[Stored records]
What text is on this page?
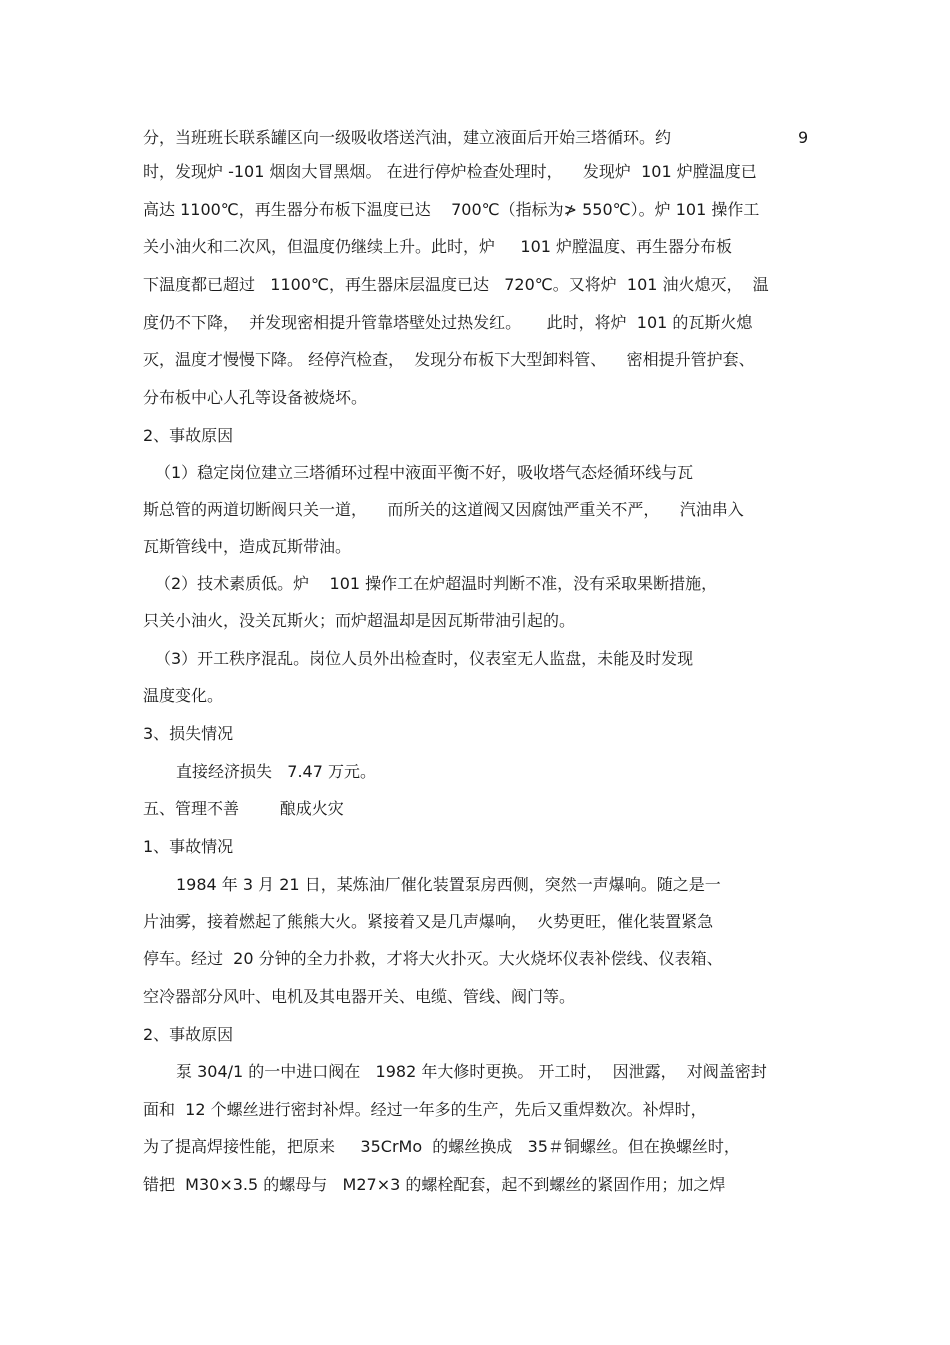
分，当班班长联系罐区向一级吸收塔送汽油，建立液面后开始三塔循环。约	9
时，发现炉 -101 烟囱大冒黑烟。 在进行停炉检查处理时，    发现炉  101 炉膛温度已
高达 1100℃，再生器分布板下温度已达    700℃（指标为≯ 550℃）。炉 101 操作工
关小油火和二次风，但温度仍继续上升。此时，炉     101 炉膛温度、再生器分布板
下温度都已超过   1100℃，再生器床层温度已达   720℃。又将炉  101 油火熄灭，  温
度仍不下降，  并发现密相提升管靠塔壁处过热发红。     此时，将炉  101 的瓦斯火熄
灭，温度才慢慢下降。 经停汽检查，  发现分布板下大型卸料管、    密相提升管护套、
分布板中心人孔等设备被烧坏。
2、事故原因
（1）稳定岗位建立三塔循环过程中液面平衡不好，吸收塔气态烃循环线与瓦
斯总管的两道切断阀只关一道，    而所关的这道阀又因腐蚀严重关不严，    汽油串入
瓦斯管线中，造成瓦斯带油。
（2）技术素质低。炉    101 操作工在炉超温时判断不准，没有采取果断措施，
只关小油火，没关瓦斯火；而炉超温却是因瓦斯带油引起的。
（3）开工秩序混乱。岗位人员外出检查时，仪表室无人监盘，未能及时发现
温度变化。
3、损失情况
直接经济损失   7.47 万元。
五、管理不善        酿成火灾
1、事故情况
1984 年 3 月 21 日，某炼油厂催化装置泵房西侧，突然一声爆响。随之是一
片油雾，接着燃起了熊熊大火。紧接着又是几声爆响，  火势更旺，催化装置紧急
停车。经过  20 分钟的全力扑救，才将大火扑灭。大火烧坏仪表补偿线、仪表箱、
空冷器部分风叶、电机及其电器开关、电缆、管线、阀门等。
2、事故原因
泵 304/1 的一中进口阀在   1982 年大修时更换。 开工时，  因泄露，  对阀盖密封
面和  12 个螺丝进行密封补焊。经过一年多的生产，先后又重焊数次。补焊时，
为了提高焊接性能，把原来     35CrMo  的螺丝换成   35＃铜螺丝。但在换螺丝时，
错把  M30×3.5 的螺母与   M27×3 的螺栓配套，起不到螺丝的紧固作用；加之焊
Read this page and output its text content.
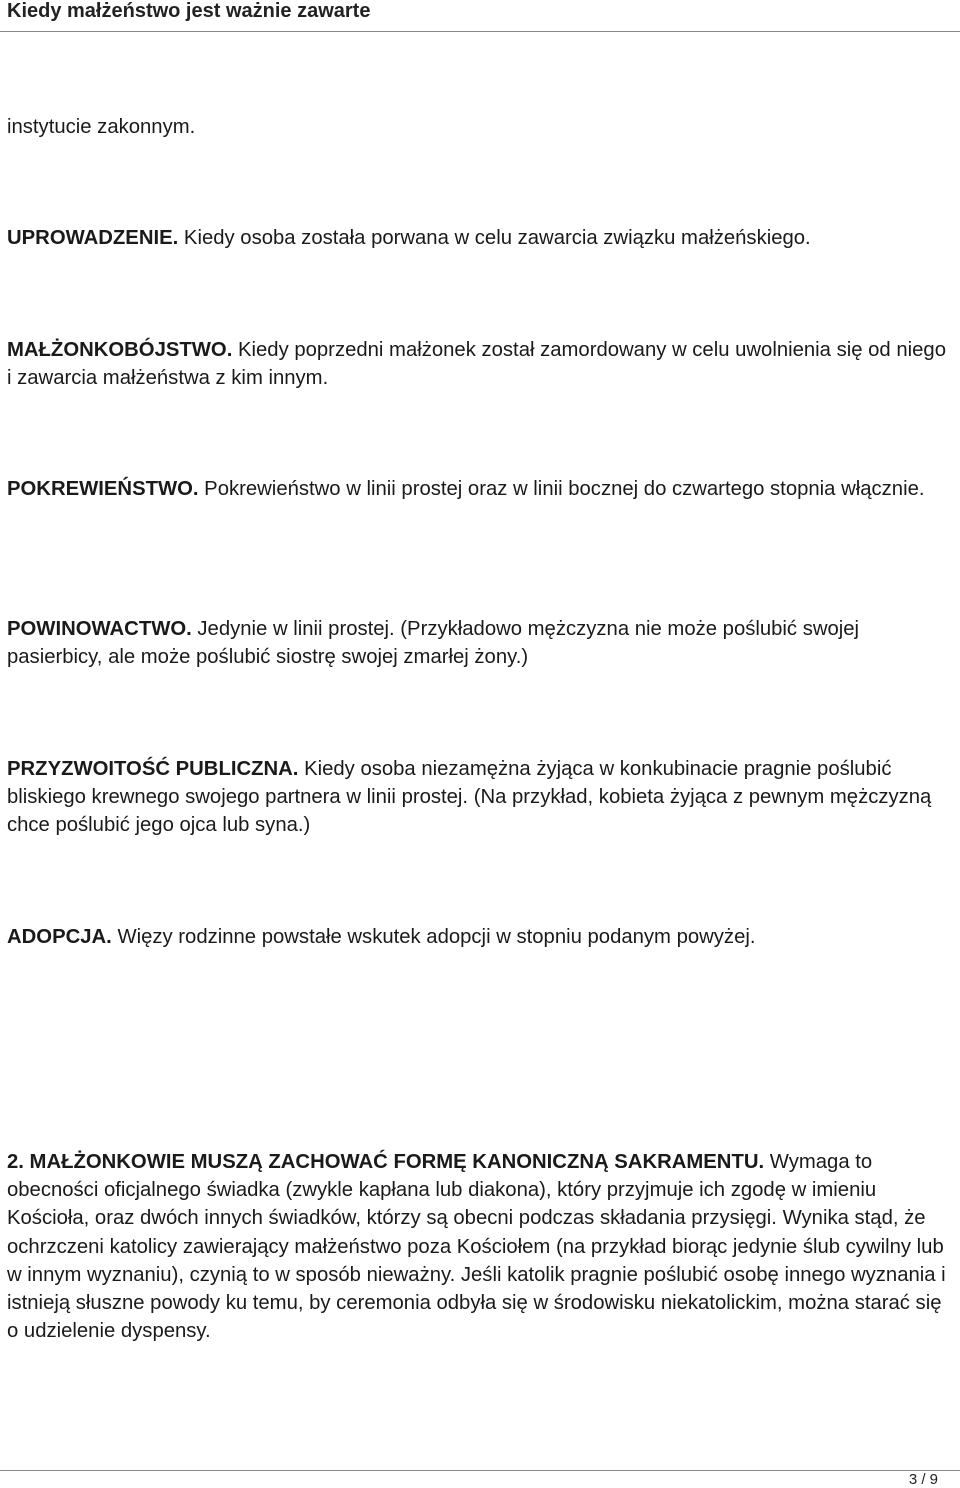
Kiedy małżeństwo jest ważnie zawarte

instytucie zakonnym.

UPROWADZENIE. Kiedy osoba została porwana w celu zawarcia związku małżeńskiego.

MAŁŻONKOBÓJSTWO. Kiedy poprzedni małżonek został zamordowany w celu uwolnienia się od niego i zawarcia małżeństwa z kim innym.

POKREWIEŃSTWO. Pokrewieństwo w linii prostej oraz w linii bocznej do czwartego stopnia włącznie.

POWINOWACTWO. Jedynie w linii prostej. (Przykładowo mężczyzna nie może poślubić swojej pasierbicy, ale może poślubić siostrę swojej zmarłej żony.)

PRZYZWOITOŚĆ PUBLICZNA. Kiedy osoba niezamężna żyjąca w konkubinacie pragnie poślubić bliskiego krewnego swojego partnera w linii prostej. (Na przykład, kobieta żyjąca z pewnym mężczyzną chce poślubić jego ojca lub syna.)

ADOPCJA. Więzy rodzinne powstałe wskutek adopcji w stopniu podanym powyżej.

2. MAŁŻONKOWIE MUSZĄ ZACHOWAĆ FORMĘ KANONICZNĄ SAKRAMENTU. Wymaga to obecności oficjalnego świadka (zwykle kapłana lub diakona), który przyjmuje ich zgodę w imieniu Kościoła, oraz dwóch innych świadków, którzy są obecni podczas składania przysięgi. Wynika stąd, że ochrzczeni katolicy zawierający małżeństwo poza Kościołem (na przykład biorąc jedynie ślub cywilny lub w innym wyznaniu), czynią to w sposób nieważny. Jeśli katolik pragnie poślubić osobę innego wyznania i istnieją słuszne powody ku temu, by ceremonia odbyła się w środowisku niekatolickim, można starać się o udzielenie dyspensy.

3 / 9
--
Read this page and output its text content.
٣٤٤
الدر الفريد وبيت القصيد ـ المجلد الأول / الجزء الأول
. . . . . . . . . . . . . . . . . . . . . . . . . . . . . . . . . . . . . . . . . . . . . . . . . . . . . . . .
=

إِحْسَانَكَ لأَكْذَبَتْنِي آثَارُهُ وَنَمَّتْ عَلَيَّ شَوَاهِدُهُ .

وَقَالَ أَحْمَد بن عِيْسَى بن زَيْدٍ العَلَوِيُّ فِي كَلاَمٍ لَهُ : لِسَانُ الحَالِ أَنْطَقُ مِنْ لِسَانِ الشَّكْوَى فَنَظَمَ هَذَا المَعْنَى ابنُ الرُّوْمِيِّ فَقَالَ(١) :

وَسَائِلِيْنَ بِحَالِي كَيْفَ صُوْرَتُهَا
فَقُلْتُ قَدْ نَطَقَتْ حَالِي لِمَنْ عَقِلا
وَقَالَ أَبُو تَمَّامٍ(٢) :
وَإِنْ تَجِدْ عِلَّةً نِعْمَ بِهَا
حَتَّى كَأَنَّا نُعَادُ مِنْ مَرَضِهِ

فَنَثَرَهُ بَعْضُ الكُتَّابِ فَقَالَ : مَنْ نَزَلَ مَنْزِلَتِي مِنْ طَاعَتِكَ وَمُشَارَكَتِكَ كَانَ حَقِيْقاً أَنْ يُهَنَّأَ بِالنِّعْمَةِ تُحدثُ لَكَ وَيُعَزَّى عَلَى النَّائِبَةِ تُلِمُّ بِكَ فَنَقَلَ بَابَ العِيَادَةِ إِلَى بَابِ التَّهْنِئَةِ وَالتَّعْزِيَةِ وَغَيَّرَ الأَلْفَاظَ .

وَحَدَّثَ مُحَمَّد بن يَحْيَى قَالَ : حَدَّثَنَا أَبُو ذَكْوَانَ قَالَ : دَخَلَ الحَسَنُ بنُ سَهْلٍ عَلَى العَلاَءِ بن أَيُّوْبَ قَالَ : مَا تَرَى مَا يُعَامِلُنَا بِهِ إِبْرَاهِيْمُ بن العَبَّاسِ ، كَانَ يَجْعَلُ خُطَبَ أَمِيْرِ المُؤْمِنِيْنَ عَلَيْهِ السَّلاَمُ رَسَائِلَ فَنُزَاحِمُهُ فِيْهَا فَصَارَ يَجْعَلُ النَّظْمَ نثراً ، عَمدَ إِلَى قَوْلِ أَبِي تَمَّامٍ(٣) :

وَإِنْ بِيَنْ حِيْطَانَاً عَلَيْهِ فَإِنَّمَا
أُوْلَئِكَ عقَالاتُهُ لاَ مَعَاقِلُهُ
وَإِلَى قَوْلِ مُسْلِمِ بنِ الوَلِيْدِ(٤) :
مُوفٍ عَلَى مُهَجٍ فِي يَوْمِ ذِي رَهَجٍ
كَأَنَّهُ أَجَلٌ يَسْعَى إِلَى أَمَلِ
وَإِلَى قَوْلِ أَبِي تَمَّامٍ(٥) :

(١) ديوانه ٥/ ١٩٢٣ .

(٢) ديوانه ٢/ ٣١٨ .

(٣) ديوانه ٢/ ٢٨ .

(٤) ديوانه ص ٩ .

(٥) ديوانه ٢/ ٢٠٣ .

● **Exercise requirements**
Find and copy every line in the entries above where the string "oraz" occurs.

● **Task result**
POKREWIEŃSTWO. Pokrewieństwo w linii prostej oraz w linii bocznej do czwartego stopnia włącznie.
2. MAŁŻONKOWIE MUSZĄ ZACHOWAĆ FORMĘ KANONICZNĄ SAKRAMENTU. Wymaga to obecności oficjalnego świadka (zwykle kapłana lub diakona), który przyjmuje ich zgodę w imieniu Kościoła, oraz dwóch innych świadków, którzy są obecni podczas składania przysięgi. Wynika stąd, że ochrzczeni katolicy zawierający małżeństwo poza Kościołem (na przykład biorąc jedynie ślub cywilny lub w innym wyznaniu), czynią to w sposób nieważny. Jeśli katolik pragnie poślubić osobę innego wyznania i istnieją słuszne powody ku temu, by ceremonia odbyła się w środowisku niekatolickim, można starać się o udzielenie dyspensy.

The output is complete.